» WORK TO DO:
Give nothing except the number of lines containing the word "Parametry".

[Stored data]
···
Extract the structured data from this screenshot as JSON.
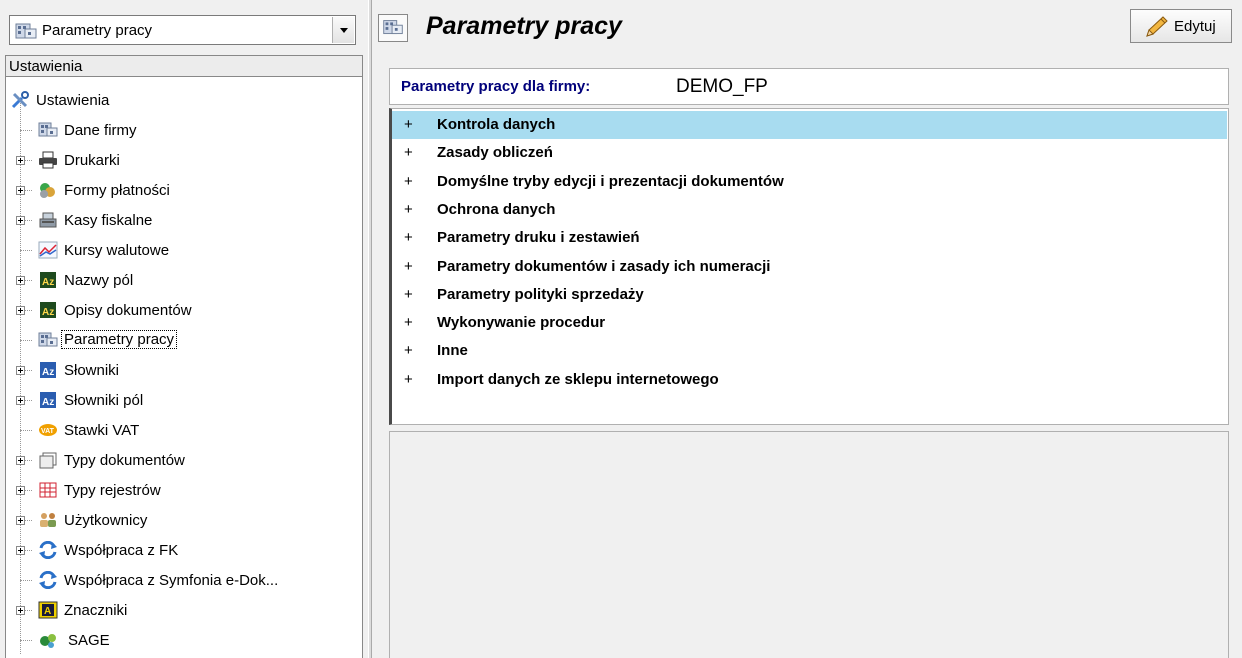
{
  "left": {
    "combo_value": "Parametry pracy",
    "section_header": "Ustawienia",
    "tree": [
      {
        "label": "Ustawienia",
        "icon": "tools-icon",
        "level": 0,
        "expand": false
      },
      {
        "label": "Dane firmy",
        "icon": "building-icon",
        "level": 1,
        "expand": false
      },
      {
        "label": "Drukarki",
        "icon": "printer-icon",
        "level": 1,
        "expand": true
      },
      {
        "label": "Formy płatności",
        "icon": "coins-icon",
        "level": 1,
        "expand": true
      },
      {
        "label": "Kasy fiskalne",
        "icon": "cash-register-icon",
        "level": 1,
        "expand": true
      },
      {
        "label": "Kursy walutowe",
        "icon": "chart-line-icon",
        "level": 1,
        "expand": false
      },
      {
        "label": "Nazwy pól",
        "icon": "az-dark-icon",
        "level": 1,
        "expand": true
      },
      {
        "label": "Opisy dokumentów",
        "icon": "az-dark-icon",
        "level": 1,
        "expand": true
      },
      {
        "label": "Parametry pracy",
        "icon": "building-icon",
        "level": 1,
        "expand": false,
        "selected": true
      },
      {
        "label": "Słowniki",
        "icon": "az-blue-icon",
        "level": 1,
        "expand": true
      },
      {
        "label": "Słowniki pól",
        "icon": "az-blue-icon",
        "level": 1,
        "expand": true
      },
      {
        "label": "Stawki VAT",
        "icon": "vat-icon",
        "level": 1,
        "expand": false
      },
      {
        "label": "Typy dokumentów",
        "icon": "documents-icon",
        "level": 1,
        "expand": true
      },
      {
        "label": "Typy rejestrów",
        "icon": "grid-icon",
        "level": 1,
        "expand": true
      },
      {
        "label": "Użytkownicy",
        "icon": "users-icon",
        "level": 1,
        "expand": true
      },
      {
        "label": "Współpraca z FK",
        "icon": "sync-icon",
        "level": 1,
        "expand": true
      },
      {
        "label": "Współpraca z Symfonia e-Dok...",
        "icon": "sync-icon",
        "level": 1,
        "expand": false
      },
      {
        "label": "Znaczniki",
        "icon": "marker-icon",
        "level": 1,
        "expand": true
      },
      {
        "label": "SAGE",
        "icon": "sage-icon",
        "level": 1,
        "expand": false
      }
    ]
  },
  "right": {
    "title": "Parametry pracy",
    "edit_label": "Edytuj",
    "firm_label": "Parametry pracy dla firmy:",
    "firm_value": "DEMO_FP",
    "params": [
      {
        "label": "Kontrola danych",
        "highlighted": true
      },
      {
        "label": "Zasady obliczeń"
      },
      {
        "label": "Domyślne tryby edycji i prezentacji dokumentów"
      },
      {
        "label": "Ochrona danych"
      },
      {
        "label": "Parametry druku i zestawień"
      },
      {
        "label": "Parametry dokumentów i zasady ich numeracji"
      },
      {
        "label": "Parametry polityki sprzedaży"
      },
      {
        "label": "Wykonywanie procedur"
      },
      {
        "label": "Inne"
      },
      {
        "label": "Import danych ze sklepu internetowego"
      }
    ],
    "plus_symbol": "+"
  },
  "colors": {
    "highlight": "#a8dcf0",
    "firm_label": "#00007a"
  }
}
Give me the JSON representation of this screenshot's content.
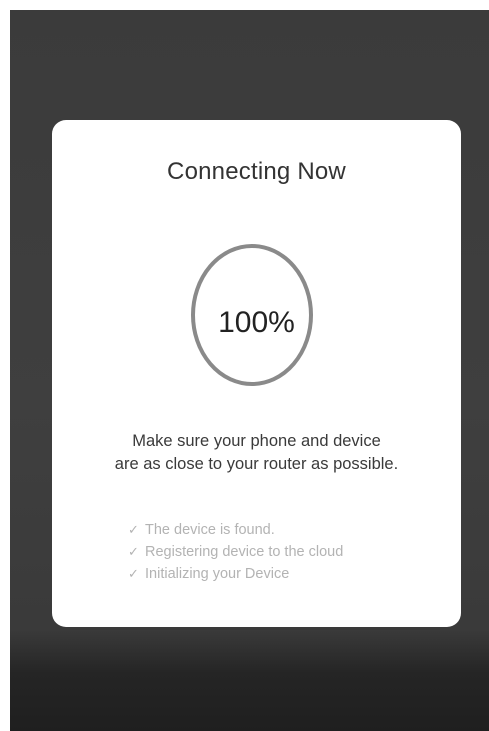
{
  "dialog": {
    "title": "Connecting Now",
    "progress": {
      "value": 1.0,
      "label": "100%"
    },
    "instruction": {
      "line1": "Make sure your phone and device",
      "line2": "are as close to your router as possible."
    },
    "steps": [
      {
        "icon": "check-icon",
        "label": "The device is found."
      },
      {
        "icon": "check-icon",
        "label": "Registering device to the cloud"
      },
      {
        "icon": "check-icon",
        "label": "Initializing your Device"
      }
    ]
  },
  "colors": {
    "overlay": "#3b3b3b",
    "dialog_background": "#ffffff",
    "ring": "#8a8a8a",
    "title_text": "#333333",
    "step_text": "#b3b3b3"
  }
}
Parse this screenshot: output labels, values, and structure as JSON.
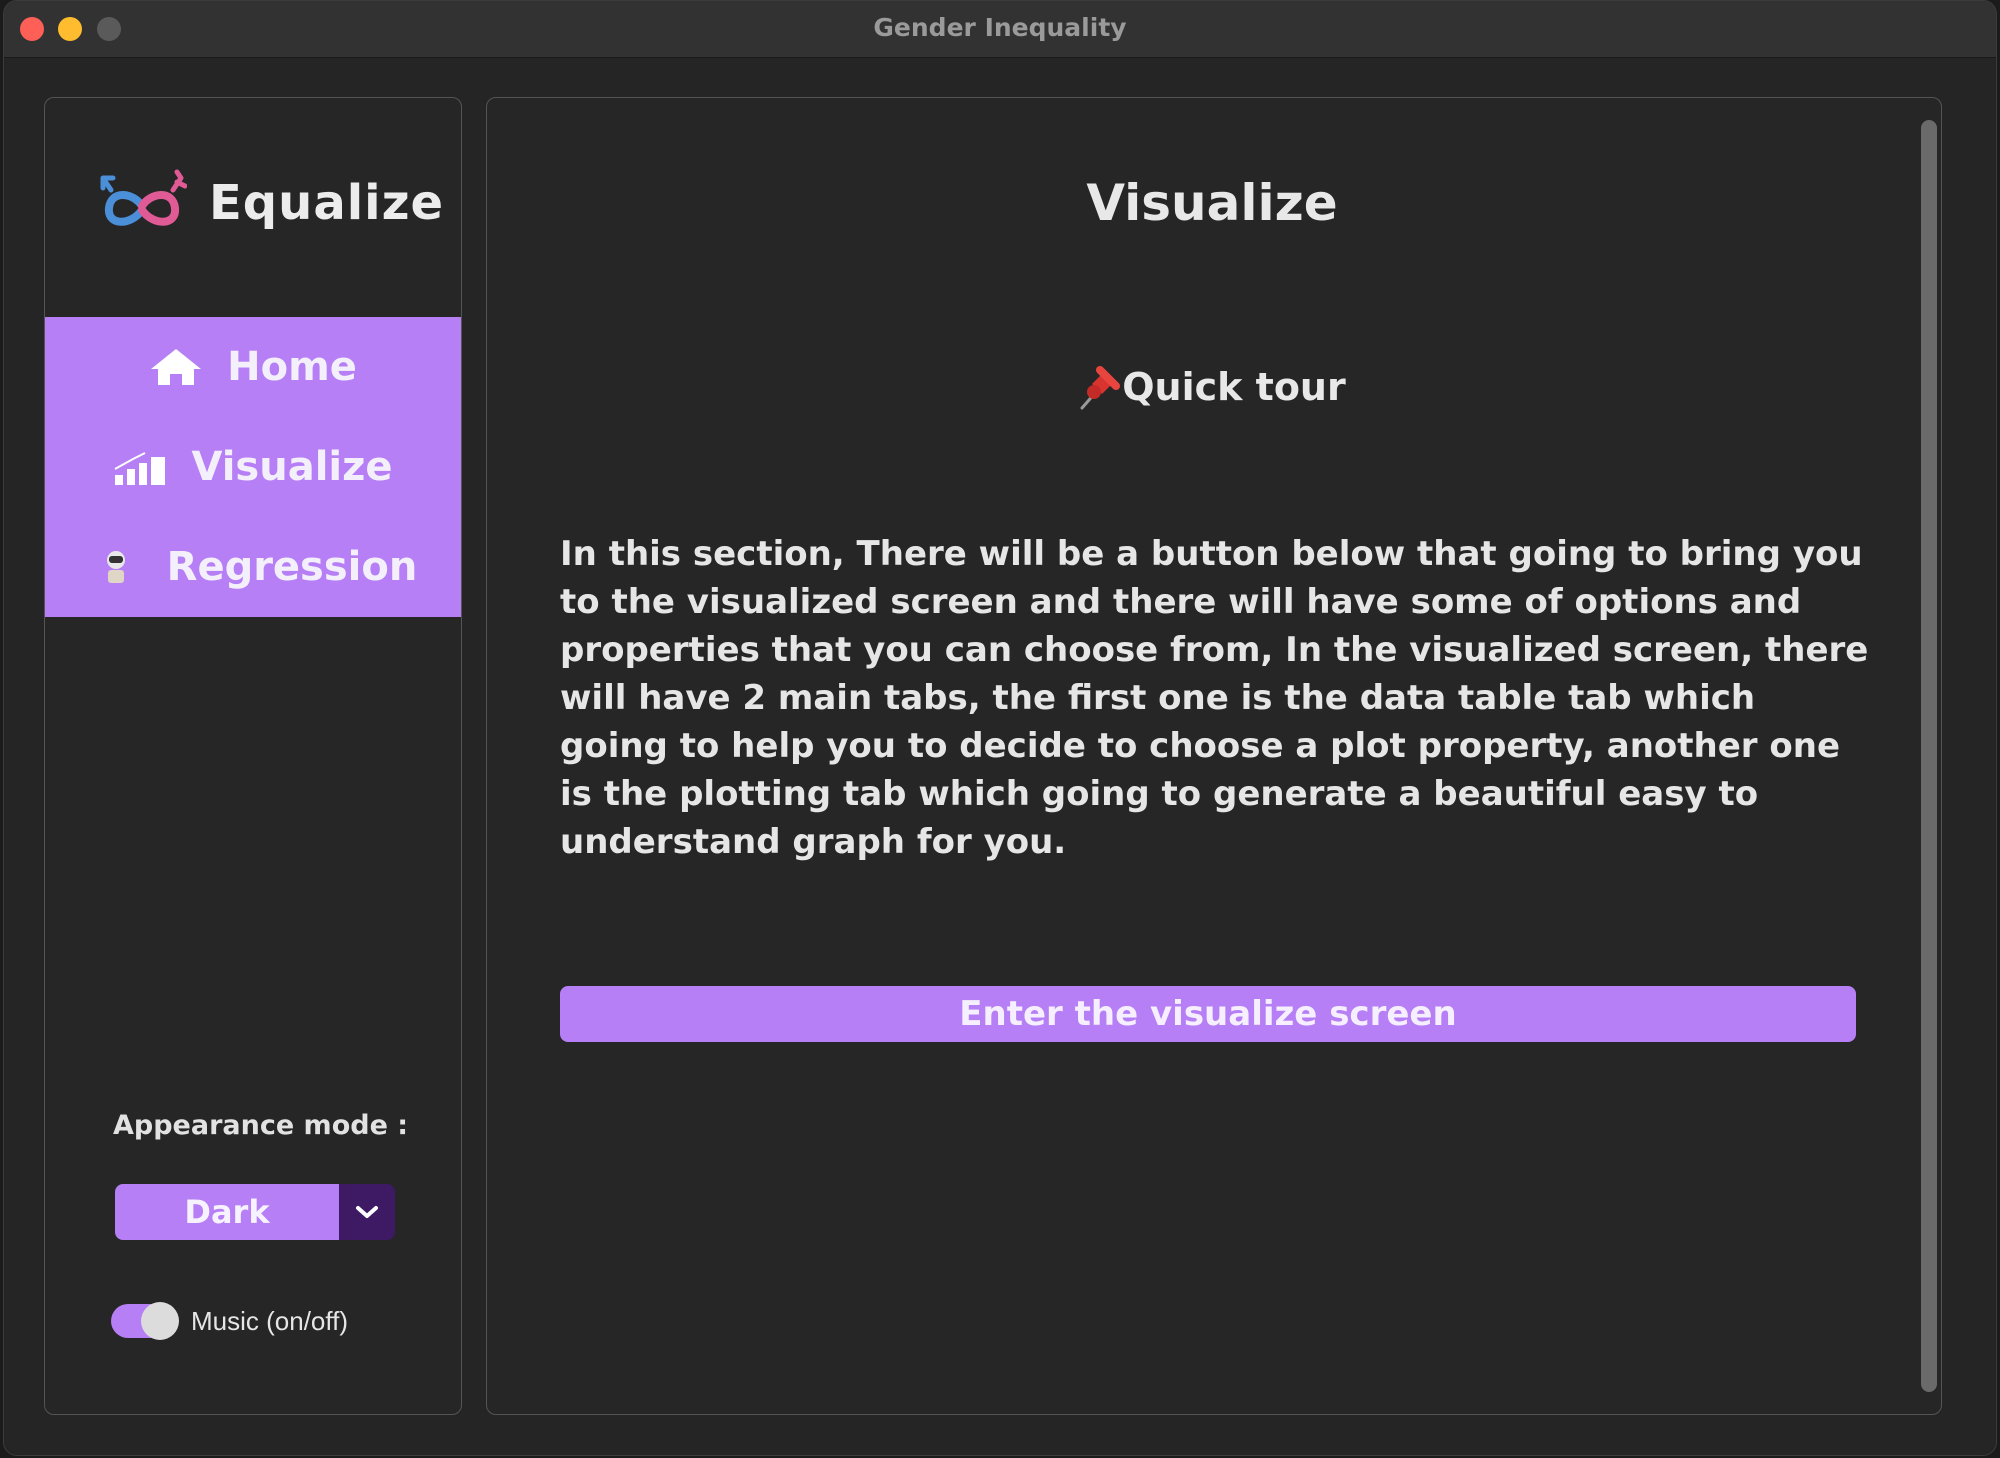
{
  "window": {
    "title": "Gender Inequality"
  },
  "sidebar": {
    "app_name": "Equalize",
    "logo_icon": "gender-infinity-icon",
    "nav": [
      {
        "label": "Home",
        "icon": "home-icon"
      },
      {
        "label": "Visualize",
        "icon": "bar-chart-icon"
      },
      {
        "label": "Regression",
        "icon": "robot-icon"
      }
    ],
    "appearance_label": "Appearance mode :",
    "appearance_value": "Dark",
    "music_label": "Music (on/off)",
    "music_on": true
  },
  "main": {
    "title": "Visualize",
    "tour_title": "Quick tour",
    "tour_icon": "pushpin-icon",
    "description": "In this section, There will be a button below that going to bring you to the visualized screen and there will have some of options and properties that you can choose from, In the visualized screen, there will have 2 main tabs, the first one is the data table tab which going to help you to decide to choose a plot property, another one is the plotting tab which going to generate a beautiful easy to understand graph for you.",
    "enter_button": "Enter the visualize screen"
  },
  "colors": {
    "accent": "#b67ff5",
    "dropdown_button": "#3d1a63",
    "background": "#262626"
  }
}
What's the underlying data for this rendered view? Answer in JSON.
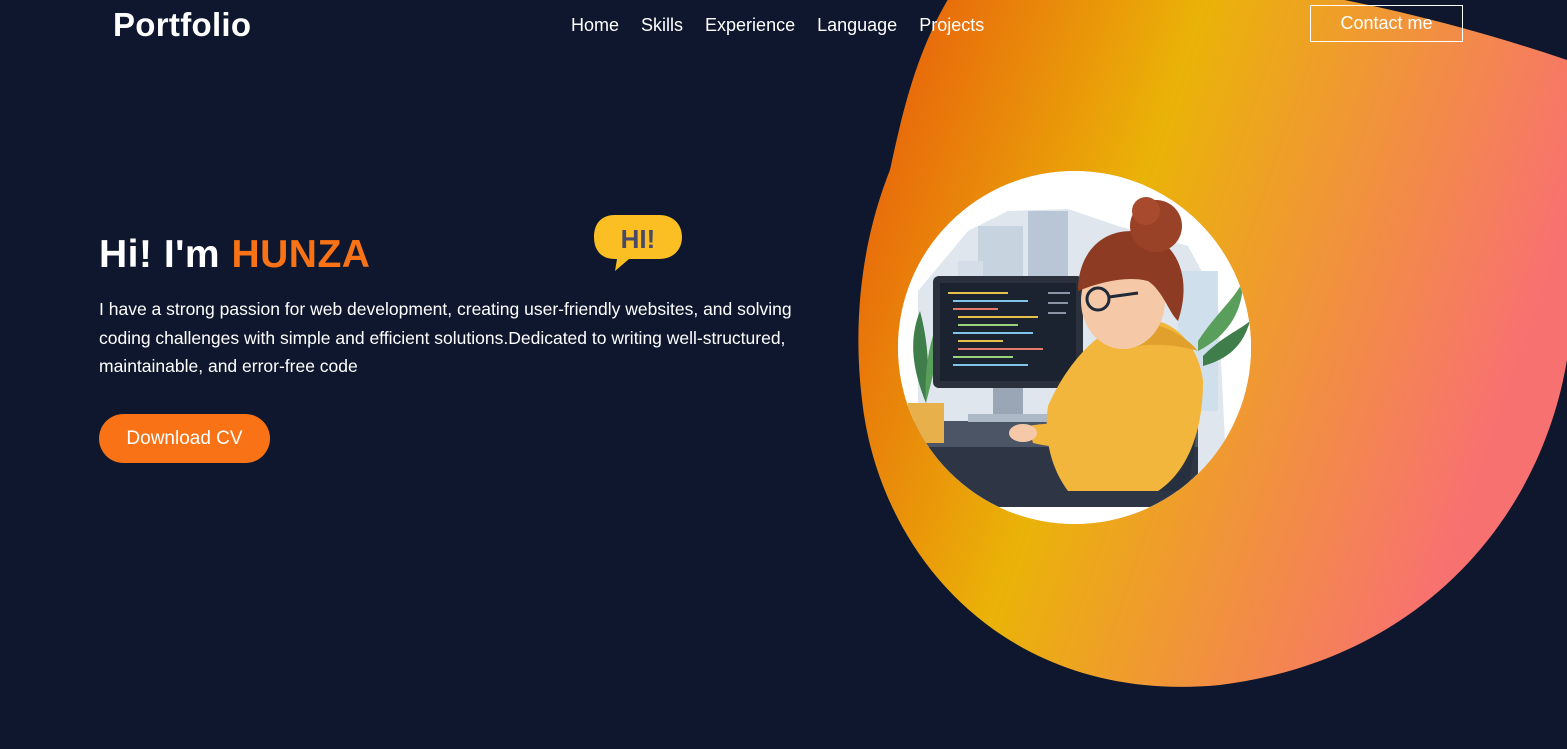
{
  "header": {
    "logo": "Portfolio",
    "nav": [
      "Home",
      "Skills",
      "Experience",
      "Language",
      "Projects"
    ],
    "contact_label": "Contact me"
  },
  "hero": {
    "greeting": "Hi! I'm",
    "name": "HUNZA",
    "description": "I have a strong passion for web development, creating user-friendly websites, and solving coding challenges with simple and efficient solutions.Dedicated to writing well-structured, maintainable, and error-free code",
    "cv_label": "Download CV",
    "bubble_text": "HI!"
  },
  "colors": {
    "background": "#0e172d",
    "accent": "#f97316",
    "blob_gradient": [
      "#e85d0c",
      "#eab308",
      "#f87171"
    ]
  },
  "icons": {
    "hi_bubble": "speech-bubble-icon",
    "portrait": "developer-illustration"
  }
}
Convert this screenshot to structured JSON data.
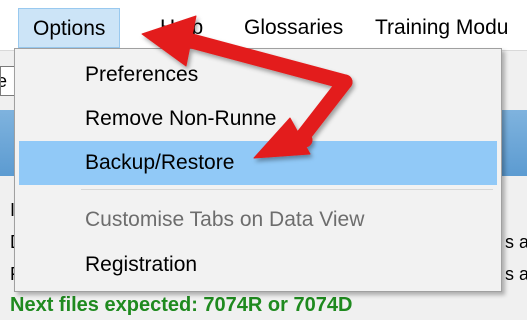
{
  "menubar": {
    "items": [
      "Options",
      "Help",
      "Glossaries",
      "Training Modu"
    ]
  },
  "background": {
    "field_text": "e",
    "left_letters": [
      "I",
      "D",
      "F"
    ],
    "right_fragments": [
      "s a",
      "s a"
    ],
    "status_text": "Next files expected: 7074R or 7074D"
  },
  "dropdown": {
    "items": [
      {
        "label": "Preferences",
        "state": "normal"
      },
      {
        "label": "Remove Non-Runne",
        "state": "normal"
      },
      {
        "label": "Backup/Restore",
        "state": "highlighted"
      },
      {
        "label": "Customise Tabs on Data View",
        "state": "disabled"
      },
      {
        "label": "Registration",
        "state": "normal"
      }
    ]
  },
  "colors": {
    "highlight": "#91c9f7",
    "arrow": "#e31b1b",
    "status_green": "#1f8a1f"
  },
  "icons": {
    "annotation": "red-arrow-icon"
  }
}
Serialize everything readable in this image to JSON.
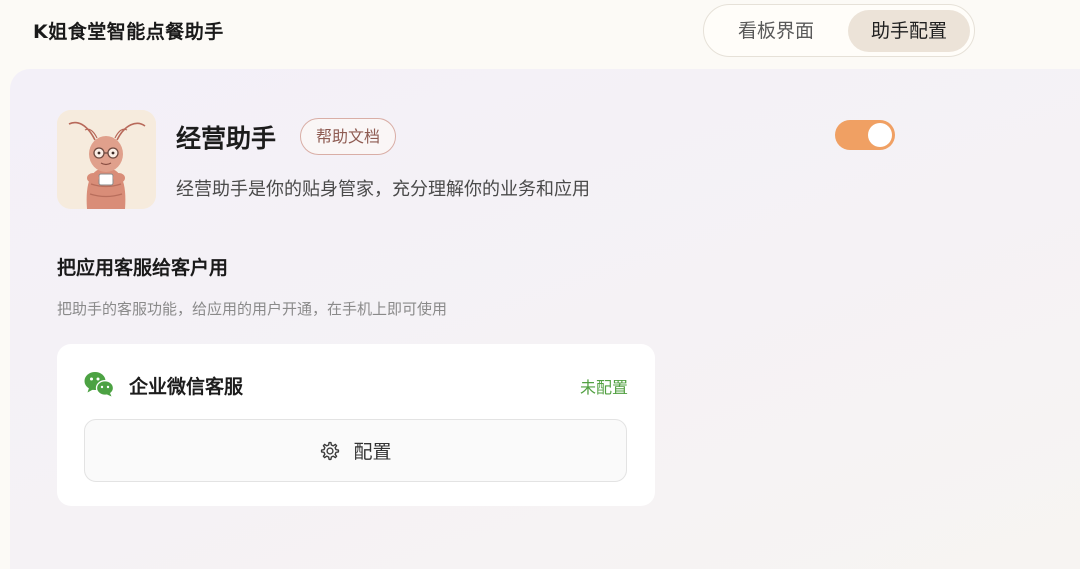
{
  "header": {
    "title": "K姐食堂智能点餐助手",
    "tabs": [
      {
        "label": "看板界面",
        "active": false
      },
      {
        "label": "助手配置",
        "active": true
      }
    ]
  },
  "assistant": {
    "avatar_icon": "shrimp-mascot-icon",
    "name": "经营助手",
    "help_link": "帮助文档",
    "description": "经营助手是你的贴身管家，充分理解你的业务和应用",
    "enabled": true
  },
  "customer_service": {
    "title": "把应用客服给客户用",
    "description": "把助手的客服功能，给应用的用户开通，在手机上即可使用",
    "channels": [
      {
        "icon": "wechat-icon",
        "name": "企业微信客服",
        "status": "未配置",
        "button_label": "配置"
      }
    ]
  },
  "colors": {
    "toggle_on": "#f0a063",
    "status_green": "#52a042",
    "help_border": "#d9aea6"
  }
}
···
» EXERCISE SOLUTION:
7